• What is needed
Extract the whole listing as it stands. Do not include the pictures.

───── Excerpted data

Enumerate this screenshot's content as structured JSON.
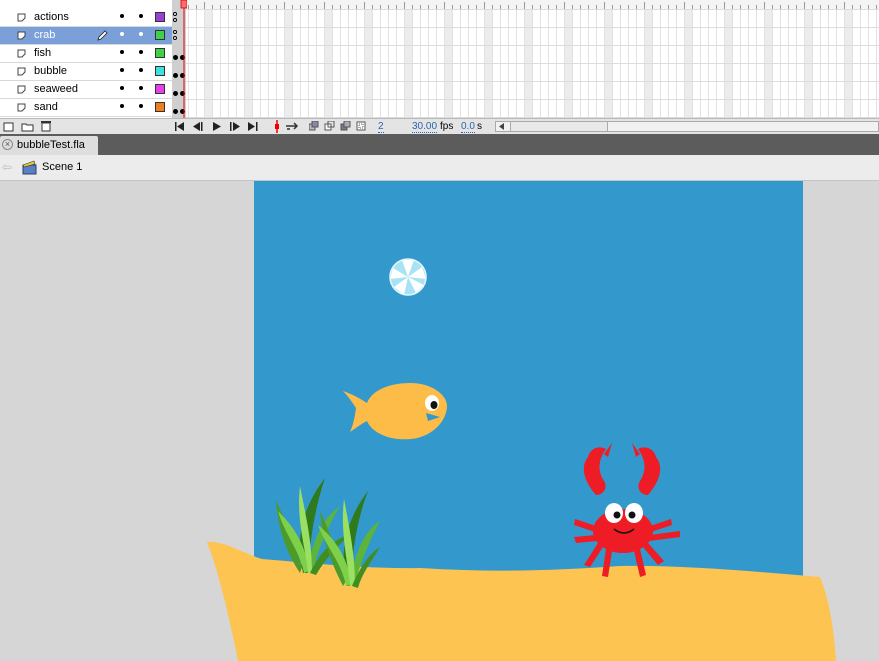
{
  "timeline": {
    "layers": [
      {
        "name": "actions",
        "color": "#9b3fd1",
        "selected": false
      },
      {
        "name": "crab",
        "color": "#3fd14a",
        "selected": true
      },
      {
        "name": "fish",
        "color": "#3fd14a",
        "selected": false
      },
      {
        "name": "bubble",
        "color": "#3fe0e0",
        "selected": false
      },
      {
        "name": "seaweed",
        "color": "#e640e6",
        "selected": false
      },
      {
        "name": "sand",
        "color": "#f07d1f",
        "selected": false
      }
    ],
    "controls": {
      "current_frame": "2",
      "fps_value": "30.00",
      "fps_unit": "fps",
      "time_value": "0.0",
      "time_unit": "s"
    }
  },
  "document": {
    "tab_title": "bubbleTest.fla",
    "close_glyph": "×",
    "scene_label": "Scene 1"
  },
  "stage": {
    "background_color": "#3399cc",
    "sand_color": "#fdc452",
    "fish_color": "#fdbb48",
    "crab_color": "#ee1c24"
  },
  "icons": [
    "layer-icon",
    "pencil-icon",
    "new-layer-icon",
    "new-folder-icon",
    "trash-icon",
    "scene-clapper-icon",
    "close-icon"
  ]
}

──────────

• Complete answer
Enumerate this screenshot's content as structured JSON.
{
  "timeline": {
    "layers": [
      {
        "name": "actions",
        "color": "#9b3fd1",
        "selected": false
      },
      {
        "name": "crab",
        "color": "#3fd14a",
        "selected": true
      },
      {
        "name": "fish",
        "color": "#3fd14a",
        "selected": false
      },
      {
        "name": "bubble",
        "color": "#3fe0e0",
        "selected": false
      },
      {
        "name": "seaweed",
        "color": "#e640e6",
        "selected": false
      },
      {
        "name": "sand",
        "color": "#f07d1f",
        "selected": false
      }
    ],
    "controls": {
      "current_frame": "2",
      "fps_value": "30.00",
      "fps_unit": "fps",
      "time_value": "0.0",
      "time_unit": "s"
    }
  },
  "document": {
    "tab_title": "bubbleTest.fla",
    "close_glyph": "×",
    "scene_label": "Scene 1"
  },
  "stage": {
    "background_color": "#3399cc",
    "sand_color": "#fdc452",
    "fish_color": "#fdbb48",
    "crab_color": "#ee1c24"
  },
  "icons": [
    "layer-icon",
    "pencil-icon",
    "new-layer-icon",
    "new-folder-icon",
    "trash-icon",
    "scene-clapper-icon",
    "close-icon"
  ]
}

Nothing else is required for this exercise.